___ Data lines ___
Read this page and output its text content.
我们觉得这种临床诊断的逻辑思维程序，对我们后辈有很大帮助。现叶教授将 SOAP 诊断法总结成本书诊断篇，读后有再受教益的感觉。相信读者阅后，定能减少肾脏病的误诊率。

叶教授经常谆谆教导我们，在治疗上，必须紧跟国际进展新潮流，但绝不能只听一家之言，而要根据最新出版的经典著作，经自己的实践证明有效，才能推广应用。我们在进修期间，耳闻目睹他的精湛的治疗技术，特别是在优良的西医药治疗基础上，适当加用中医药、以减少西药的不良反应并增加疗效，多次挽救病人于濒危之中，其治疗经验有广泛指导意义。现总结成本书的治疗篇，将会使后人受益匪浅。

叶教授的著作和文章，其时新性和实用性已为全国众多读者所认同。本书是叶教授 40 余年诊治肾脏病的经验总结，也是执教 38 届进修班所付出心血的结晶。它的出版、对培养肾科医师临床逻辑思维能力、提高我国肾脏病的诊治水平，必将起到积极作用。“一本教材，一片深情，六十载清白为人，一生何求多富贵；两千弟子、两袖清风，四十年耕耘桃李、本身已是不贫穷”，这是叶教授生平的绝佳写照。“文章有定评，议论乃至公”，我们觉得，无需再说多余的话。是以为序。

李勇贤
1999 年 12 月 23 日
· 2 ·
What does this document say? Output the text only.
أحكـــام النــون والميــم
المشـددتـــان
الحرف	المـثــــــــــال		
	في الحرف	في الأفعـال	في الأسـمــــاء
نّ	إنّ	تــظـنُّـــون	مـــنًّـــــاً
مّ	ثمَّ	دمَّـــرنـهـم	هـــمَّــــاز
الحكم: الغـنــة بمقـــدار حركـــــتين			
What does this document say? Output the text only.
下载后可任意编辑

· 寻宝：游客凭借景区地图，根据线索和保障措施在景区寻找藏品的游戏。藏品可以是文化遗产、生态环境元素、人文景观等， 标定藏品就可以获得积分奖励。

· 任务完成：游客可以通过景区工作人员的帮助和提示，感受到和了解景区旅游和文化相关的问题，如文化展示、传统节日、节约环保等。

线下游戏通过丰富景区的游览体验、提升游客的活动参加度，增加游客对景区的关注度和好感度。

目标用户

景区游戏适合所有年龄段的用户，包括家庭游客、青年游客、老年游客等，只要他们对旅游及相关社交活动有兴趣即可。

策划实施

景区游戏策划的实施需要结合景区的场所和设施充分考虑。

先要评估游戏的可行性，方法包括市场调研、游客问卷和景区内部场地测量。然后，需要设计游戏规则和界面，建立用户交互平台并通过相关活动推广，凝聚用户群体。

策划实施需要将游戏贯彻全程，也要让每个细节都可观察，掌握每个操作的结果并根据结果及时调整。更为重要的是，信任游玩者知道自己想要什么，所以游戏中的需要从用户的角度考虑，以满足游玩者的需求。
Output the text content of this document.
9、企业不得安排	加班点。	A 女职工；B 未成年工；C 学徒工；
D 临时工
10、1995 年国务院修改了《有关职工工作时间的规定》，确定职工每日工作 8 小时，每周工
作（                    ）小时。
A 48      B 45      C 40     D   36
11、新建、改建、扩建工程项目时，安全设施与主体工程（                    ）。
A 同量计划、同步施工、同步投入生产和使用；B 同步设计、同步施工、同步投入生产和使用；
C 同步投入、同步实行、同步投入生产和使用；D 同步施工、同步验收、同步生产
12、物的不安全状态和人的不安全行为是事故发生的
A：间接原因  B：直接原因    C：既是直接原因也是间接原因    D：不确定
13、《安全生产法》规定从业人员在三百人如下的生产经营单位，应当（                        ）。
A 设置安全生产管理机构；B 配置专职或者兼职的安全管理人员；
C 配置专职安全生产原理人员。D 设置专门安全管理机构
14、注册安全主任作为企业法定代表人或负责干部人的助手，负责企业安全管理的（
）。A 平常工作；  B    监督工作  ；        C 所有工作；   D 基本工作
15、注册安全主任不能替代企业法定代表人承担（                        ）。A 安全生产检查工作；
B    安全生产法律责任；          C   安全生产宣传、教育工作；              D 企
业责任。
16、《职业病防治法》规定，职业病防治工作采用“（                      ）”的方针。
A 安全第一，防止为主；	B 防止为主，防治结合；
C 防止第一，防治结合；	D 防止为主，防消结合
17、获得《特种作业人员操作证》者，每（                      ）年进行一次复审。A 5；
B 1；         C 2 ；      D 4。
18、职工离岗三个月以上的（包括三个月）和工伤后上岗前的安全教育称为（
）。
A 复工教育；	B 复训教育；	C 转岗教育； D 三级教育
___
- **Stated task**: Tally up the lines of the listing containing the word "同步投入生产和使用". Give only the total.

- **Complete answer**: 2